begin Entries supplied
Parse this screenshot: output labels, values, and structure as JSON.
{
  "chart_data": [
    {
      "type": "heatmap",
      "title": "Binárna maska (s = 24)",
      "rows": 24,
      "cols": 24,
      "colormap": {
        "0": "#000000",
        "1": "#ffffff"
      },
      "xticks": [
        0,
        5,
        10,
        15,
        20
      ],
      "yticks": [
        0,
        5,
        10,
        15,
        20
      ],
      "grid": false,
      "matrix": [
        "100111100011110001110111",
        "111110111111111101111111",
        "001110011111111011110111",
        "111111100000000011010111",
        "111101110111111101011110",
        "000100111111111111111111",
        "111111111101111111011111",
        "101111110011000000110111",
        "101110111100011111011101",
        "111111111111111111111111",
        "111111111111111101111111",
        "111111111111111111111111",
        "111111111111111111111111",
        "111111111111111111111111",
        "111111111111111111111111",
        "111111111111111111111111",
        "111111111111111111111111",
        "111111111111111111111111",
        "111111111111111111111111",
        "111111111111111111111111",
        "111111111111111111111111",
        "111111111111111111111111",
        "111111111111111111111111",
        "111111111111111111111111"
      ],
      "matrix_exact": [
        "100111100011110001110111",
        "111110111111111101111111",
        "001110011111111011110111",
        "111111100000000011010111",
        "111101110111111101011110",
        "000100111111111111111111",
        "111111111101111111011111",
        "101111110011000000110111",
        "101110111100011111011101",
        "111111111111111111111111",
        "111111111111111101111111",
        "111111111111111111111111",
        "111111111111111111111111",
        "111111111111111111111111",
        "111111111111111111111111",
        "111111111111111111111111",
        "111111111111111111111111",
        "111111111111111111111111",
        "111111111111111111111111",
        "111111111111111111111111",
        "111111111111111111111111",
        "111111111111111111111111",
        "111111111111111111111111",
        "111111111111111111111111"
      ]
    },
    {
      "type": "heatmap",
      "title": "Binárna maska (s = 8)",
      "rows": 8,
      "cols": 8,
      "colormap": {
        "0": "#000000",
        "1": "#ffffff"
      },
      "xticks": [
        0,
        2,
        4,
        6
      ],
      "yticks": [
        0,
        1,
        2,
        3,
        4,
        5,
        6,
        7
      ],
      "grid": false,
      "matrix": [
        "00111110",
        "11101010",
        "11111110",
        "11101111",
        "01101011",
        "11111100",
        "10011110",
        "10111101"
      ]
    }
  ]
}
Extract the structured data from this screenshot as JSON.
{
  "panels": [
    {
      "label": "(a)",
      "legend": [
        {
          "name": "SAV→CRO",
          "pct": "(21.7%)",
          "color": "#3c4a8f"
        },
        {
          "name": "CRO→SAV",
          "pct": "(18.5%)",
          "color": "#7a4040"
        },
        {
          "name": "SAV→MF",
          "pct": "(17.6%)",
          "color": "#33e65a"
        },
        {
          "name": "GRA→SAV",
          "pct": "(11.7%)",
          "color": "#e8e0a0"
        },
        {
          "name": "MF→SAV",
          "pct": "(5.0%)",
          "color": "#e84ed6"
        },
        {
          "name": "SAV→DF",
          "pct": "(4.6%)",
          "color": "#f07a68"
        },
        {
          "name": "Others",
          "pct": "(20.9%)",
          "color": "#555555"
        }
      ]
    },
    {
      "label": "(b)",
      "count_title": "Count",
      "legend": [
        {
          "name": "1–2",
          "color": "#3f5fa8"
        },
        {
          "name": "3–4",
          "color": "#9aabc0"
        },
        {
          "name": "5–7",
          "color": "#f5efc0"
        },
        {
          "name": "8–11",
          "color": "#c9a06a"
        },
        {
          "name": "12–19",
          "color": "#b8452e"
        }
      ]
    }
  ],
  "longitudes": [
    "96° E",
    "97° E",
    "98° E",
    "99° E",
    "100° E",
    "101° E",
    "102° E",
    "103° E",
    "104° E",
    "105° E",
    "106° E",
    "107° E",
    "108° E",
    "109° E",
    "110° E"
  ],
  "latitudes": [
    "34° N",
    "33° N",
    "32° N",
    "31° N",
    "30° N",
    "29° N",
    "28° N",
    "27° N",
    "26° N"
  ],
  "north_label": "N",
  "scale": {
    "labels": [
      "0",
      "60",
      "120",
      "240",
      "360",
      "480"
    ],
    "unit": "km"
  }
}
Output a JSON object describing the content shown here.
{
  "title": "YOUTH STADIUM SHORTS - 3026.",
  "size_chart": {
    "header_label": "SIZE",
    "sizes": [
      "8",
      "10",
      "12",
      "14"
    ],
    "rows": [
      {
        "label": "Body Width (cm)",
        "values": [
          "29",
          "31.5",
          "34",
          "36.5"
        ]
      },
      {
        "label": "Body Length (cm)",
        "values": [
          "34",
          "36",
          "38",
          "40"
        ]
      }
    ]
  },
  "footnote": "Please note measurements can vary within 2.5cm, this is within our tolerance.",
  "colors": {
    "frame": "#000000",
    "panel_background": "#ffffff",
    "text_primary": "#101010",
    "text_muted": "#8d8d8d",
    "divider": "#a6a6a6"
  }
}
end Entries supplied
• What you will do:
Write out every line exactly as it stands.

• Written answer:
Parse this screenshot: output labels, values, and structure as JSON.
{
  "chart_data": [
    {
      "type": "heatmap",
      "title": "Binárna maska (s = 24)",
      "rows": 24,
      "cols": 24,
      "colormap": {
        "0": "#000000",
        "1": "#ffffff"
      },
      "xticks": [
        0,
        5,
        10,
        15,
        20
      ],
      "yticks": [
        0,
        5,
        10,
        15,
        20
      ],
      "grid": false,
      "matrix": [
        "100111100011110001110111",
        "111110111111111101111111",
        "001110011111111011110111",
        "111111100000000011010111",
        "111101110111111101011110",
        "000100111111111111111111",
        "111111111101111111011111",
        "101111110011000000110111",
        "101110111100011111011101",
        "111111111111111111111111",
        "111111111111111101111111",
        "111111111111111111111111",
        "111111111111111111111111",
        "111111111111111111111111",
        "111111111111111111111111",
        "111111111111111111111111",
        "111111111111111111111111",
        "111111111111111111111111",
        "111111111111111111111111",
        "111111111111111111111111",
        "111111111111111111111111",
        "111111111111111111111111",
        "111111111111111111111111",
        "111111111111111111111111"
      ],
      "matrix_exact": [
        "100111100011110001110111",
        "111110111111111101111111",
        "001110011111111011110111",
        "111111100000000011010111",
        "111101110111111101011110",
        "000100111111111111111111",
        "111111111101111111011111",
        "101111110011000000110111",
        "101110111100011111011101",
        "111111111111111111111111",
        "111111111111111101111111",
        "111111111111111111111111",
        "111111111111111111111111",
        "111111111111111111111111",
        "111111111111111111111111",
        "111111111111111111111111",
        "111111111111111111111111",
        "111111111111111111111111",
        "111111111111111111111111",
        "111111111111111111111111",
        "111111111111111111111111",
        "111111111111111111111111",
        "111111111111111111111111",
        "111111111111111111111111"
      ]
    },
    {
      "type": "heatmap",
      "title": "Binárna maska (s = 8)",
      "rows": 8,
      "cols": 8,
      "colormap": {
        "0": "#000000",
        "1": "#ffffff"
      },
      "xticks": [
        0,
        2,
        4,
        6
      ],
      "yticks": [
        0,
        1,
        2,
        3,
        4,
        5,
        6,
        7
      ],
      "grid": false,
      "matrix": [
        "00111110",
        "11101010",
        "11111110",
        "11101111",
        "01101011",
        "11111100",
        "10011110",
        "10111101"
      ]
    }
  ]
}
Extract the structured data from this screenshot as JSON.
{
  "panels": [
    {
      "label": "(a)",
      "legend": [
        {
          "name": "SAV→CRO",
          "pct": "(21.7%)",
          "color": "#3c4a8f"
        },
        {
          "name": "CRO→SAV",
          "pct": "(18.5%)",
          "color": "#7a4040"
        },
        {
          "name": "SAV→MF",
          "pct": "(17.6%)",
          "color": "#33e65a"
        },
        {
          "name": "GRA→SAV",
          "pct": "(11.7%)",
          "color": "#e8e0a0"
        },
        {
          "name": "MF→SAV",
          "pct": "(5.0%)",
          "color": "#e84ed6"
        },
        {
          "name": "SAV→DF",
          "pct": "(4.6%)",
          "color": "#f07a68"
        },
        {
          "name": "Others",
          "pct": "(20.9%)",
          "color": "#555555"
        }
      ]
    },
    {
      "label": "(b)",
      "count_title": "Count",
      "legend": [
        {
          "name": "1–2",
          "color": "#3f5fa8"
        },
        {
          "name": "3–4",
          "color": "#9aabc0"
        },
        {
          "name": "5–7",
          "color": "#f5efc0"
        },
        {
          "name": "8–11",
          "color": "#c9a06a"
        },
        {
          "name": "12–19",
          "color": "#b8452e"
        }
      ]
    }
  ],
  "longitudes": [
    "96° E",
    "97° E",
    "98° E",
    "99° E",
    "100° E",
    "101° E",
    "102° E",
    "103° E",
    "104° E",
    "105° E",
    "106° E",
    "107° E",
    "108° E",
    "109° E",
    "110° E"
  ],
  "latitudes": [
    "34° N",
    "33° N",
    "32° N",
    "31° N",
    "30° N",
    "29° N",
    "28° N",
    "27° N",
    "26° N"
  ],
  "north_label": "N",
  "scale": {
    "labels": [
      "0",
      "60",
      "120",
      "240",
      "360",
      "480"
    ],
    "unit": "km"
  }
}
Output a JSON object describing the content shown here.
{
  "title": "YOUTH STADIUM SHORTS - 3026.",
  "size_chart": {
    "header_label": "SIZE",
    "sizes": [
      "8",
      "10",
      "12",
      "14"
    ],
    "rows": [
      {
        "label": "Body Width (cm)",
        "values": [
          "29",
          "31.5",
          "34",
          "36.5"
        ]
      },
      {
        "label": "Body Length (cm)",
        "values": [
          "34",
          "36",
          "38",
          "40"
        ]
      }
    ]
  },
  "footnote": "Please note measurements can vary within 2.5cm, this is within our tolerance.",
  "colors": {
    "frame": "#000000",
    "panel_background": "#ffffff",
    "text_primary": "#101010",
    "text_muted": "#8d8d8d",
    "divider": "#a6a6a6"
  }
}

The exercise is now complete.